Extracted records

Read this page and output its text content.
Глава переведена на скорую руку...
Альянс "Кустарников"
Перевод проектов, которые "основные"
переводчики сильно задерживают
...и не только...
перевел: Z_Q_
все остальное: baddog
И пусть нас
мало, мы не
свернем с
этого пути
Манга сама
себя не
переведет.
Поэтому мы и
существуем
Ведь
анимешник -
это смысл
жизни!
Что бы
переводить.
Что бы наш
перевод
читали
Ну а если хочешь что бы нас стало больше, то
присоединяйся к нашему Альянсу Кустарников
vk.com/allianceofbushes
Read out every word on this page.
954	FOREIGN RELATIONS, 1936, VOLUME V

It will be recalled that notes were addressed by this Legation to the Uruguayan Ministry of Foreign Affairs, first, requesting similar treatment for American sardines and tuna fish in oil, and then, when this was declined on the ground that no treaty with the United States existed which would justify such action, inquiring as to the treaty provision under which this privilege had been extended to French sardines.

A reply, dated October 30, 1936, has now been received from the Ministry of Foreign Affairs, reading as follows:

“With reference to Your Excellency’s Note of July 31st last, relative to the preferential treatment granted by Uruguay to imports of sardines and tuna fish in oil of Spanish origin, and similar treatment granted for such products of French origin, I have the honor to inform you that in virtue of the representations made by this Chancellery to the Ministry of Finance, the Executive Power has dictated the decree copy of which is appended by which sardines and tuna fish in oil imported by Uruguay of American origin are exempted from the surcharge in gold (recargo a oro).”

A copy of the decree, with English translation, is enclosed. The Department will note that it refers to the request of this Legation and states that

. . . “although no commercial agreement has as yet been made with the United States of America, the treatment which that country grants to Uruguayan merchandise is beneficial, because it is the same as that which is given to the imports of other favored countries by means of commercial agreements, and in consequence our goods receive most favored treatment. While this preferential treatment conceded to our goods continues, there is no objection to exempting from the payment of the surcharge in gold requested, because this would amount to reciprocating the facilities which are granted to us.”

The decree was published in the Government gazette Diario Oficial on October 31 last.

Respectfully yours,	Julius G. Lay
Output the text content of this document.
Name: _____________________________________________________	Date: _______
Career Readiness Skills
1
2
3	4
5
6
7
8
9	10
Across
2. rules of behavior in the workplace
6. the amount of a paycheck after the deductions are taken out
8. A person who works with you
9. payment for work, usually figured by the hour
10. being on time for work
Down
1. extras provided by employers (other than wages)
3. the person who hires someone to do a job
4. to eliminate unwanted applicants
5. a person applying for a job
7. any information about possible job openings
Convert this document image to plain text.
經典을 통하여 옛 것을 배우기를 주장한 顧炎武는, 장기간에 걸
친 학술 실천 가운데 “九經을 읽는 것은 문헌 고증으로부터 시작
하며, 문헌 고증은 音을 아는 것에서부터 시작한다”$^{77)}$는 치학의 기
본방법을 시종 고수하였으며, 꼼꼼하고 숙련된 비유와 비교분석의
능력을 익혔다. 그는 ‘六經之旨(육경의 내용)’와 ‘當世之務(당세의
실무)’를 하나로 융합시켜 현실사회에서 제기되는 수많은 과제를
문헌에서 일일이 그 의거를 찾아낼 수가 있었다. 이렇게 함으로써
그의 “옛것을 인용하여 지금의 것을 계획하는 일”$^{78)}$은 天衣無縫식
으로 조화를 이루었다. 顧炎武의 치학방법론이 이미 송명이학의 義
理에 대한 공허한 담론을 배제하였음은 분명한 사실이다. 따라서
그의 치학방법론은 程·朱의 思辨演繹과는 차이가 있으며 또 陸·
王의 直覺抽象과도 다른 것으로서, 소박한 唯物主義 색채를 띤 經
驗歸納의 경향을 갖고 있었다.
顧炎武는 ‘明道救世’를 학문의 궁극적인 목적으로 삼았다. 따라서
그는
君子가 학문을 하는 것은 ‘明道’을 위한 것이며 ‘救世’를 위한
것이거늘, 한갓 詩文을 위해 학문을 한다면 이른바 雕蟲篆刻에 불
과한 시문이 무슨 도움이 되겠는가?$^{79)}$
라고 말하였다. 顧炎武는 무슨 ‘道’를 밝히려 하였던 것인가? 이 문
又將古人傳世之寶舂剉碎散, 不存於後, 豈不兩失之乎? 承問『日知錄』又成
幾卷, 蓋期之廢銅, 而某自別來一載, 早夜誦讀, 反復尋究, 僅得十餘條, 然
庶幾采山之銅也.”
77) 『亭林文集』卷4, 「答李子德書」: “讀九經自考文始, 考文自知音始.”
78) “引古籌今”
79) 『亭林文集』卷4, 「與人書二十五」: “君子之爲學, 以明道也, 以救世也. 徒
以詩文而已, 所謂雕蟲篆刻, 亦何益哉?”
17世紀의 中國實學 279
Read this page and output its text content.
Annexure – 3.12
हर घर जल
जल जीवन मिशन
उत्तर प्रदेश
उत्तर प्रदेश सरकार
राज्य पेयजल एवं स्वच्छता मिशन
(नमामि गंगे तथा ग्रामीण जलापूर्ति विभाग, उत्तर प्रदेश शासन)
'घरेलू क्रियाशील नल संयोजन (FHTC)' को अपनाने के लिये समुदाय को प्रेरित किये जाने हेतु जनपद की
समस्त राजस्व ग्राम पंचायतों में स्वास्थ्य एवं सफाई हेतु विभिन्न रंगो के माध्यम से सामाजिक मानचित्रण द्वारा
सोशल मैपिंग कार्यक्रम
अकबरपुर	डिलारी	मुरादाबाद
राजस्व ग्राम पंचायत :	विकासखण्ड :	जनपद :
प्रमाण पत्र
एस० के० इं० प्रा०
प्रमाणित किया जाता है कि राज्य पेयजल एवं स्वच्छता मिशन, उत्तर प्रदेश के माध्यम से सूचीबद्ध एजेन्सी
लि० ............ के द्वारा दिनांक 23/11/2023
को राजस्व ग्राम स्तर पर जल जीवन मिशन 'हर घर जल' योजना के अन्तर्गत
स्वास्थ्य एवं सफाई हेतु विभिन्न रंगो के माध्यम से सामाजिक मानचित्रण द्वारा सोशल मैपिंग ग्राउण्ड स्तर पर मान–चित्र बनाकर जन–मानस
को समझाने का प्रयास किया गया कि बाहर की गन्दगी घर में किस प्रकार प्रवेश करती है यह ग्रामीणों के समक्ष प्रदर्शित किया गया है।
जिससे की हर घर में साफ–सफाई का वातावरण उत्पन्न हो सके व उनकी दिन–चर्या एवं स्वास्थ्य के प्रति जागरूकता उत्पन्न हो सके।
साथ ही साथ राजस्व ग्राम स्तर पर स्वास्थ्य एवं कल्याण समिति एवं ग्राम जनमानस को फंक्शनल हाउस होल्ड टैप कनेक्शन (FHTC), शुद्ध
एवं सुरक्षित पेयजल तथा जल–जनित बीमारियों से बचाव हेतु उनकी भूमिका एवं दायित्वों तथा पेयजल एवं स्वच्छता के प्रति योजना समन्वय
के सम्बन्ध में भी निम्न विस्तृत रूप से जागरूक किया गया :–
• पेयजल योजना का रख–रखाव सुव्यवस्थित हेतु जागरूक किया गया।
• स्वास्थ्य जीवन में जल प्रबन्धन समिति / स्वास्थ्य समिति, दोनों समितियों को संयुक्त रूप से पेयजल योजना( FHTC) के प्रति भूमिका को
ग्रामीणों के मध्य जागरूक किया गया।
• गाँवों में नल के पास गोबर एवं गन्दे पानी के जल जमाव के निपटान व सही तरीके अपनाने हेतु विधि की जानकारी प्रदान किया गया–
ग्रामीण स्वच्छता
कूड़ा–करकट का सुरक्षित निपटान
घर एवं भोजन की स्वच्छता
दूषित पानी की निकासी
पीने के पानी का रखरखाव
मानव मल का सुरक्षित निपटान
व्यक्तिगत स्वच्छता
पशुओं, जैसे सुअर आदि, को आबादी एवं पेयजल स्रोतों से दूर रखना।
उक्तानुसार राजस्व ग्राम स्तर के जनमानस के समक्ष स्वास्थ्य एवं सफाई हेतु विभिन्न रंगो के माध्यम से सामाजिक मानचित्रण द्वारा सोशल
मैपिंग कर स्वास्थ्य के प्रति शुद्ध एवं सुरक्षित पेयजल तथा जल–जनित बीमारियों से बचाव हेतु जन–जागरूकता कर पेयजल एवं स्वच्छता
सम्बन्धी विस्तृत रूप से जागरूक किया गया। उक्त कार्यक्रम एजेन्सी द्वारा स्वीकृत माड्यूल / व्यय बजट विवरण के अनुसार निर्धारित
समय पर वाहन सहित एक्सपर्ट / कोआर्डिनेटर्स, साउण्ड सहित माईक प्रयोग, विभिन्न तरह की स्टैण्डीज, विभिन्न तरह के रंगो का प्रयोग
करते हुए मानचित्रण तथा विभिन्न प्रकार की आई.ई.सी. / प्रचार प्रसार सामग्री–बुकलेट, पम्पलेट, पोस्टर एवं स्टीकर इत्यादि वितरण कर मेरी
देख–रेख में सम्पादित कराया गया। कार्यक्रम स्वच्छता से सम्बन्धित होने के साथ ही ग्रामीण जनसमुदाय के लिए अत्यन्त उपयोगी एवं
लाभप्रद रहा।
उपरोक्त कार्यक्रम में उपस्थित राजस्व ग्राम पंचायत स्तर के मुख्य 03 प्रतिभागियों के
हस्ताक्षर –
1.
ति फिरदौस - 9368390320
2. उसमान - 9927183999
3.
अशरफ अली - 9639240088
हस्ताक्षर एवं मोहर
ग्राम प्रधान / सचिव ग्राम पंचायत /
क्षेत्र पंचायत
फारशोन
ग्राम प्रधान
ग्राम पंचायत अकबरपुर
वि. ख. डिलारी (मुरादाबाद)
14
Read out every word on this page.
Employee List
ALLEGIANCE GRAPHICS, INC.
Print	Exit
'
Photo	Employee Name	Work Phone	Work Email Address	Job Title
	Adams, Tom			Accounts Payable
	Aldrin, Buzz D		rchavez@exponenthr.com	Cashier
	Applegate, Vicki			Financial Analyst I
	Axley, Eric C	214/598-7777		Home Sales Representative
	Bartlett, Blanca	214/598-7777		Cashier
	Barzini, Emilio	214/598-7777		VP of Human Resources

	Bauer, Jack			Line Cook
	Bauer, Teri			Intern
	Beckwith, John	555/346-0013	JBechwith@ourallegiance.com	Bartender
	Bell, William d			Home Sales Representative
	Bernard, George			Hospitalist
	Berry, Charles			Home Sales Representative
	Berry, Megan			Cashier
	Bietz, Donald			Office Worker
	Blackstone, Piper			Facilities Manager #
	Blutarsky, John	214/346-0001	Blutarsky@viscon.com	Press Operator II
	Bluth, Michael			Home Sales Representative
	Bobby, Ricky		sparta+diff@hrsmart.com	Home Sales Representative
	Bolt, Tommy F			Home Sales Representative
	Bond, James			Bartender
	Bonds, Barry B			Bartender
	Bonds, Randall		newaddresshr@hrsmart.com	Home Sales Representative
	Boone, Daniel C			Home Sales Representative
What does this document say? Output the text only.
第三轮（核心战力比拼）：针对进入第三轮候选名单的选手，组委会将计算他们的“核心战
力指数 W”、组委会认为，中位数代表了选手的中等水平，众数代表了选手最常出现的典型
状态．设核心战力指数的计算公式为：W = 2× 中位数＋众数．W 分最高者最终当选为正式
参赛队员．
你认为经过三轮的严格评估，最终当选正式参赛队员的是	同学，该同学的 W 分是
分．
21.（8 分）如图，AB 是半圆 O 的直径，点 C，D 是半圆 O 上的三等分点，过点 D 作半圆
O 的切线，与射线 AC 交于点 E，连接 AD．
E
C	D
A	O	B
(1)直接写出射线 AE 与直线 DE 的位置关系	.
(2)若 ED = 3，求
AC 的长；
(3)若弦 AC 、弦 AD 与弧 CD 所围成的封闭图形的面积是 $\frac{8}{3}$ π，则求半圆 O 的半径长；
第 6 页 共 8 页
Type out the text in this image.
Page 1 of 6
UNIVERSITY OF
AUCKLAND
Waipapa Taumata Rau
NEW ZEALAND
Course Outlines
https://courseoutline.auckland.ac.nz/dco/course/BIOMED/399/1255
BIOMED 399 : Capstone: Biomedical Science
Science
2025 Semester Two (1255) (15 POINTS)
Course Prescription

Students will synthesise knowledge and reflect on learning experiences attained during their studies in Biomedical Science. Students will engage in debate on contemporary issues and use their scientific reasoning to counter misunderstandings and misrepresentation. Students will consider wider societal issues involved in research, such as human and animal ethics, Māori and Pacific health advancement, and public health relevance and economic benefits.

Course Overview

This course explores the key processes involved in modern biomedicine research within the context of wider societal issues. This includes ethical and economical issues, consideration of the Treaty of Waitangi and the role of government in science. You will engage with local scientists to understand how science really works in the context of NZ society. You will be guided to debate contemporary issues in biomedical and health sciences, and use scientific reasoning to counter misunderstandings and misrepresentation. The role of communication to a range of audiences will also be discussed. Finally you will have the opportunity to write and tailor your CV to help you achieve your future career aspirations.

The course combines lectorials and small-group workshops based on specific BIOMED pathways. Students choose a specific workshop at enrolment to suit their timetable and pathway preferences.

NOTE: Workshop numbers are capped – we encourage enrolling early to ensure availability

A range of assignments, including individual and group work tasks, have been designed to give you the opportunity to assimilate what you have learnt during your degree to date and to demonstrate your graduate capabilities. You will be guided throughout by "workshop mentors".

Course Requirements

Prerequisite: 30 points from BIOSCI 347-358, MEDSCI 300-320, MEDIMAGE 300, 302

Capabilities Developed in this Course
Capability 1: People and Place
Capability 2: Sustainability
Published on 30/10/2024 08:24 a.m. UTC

THE EXERCISE — Where a line contains "Bauer", copy that line.

FINISHED TASK —
	Bauer, Jack			Line Cook
	Bauer, Teri			Intern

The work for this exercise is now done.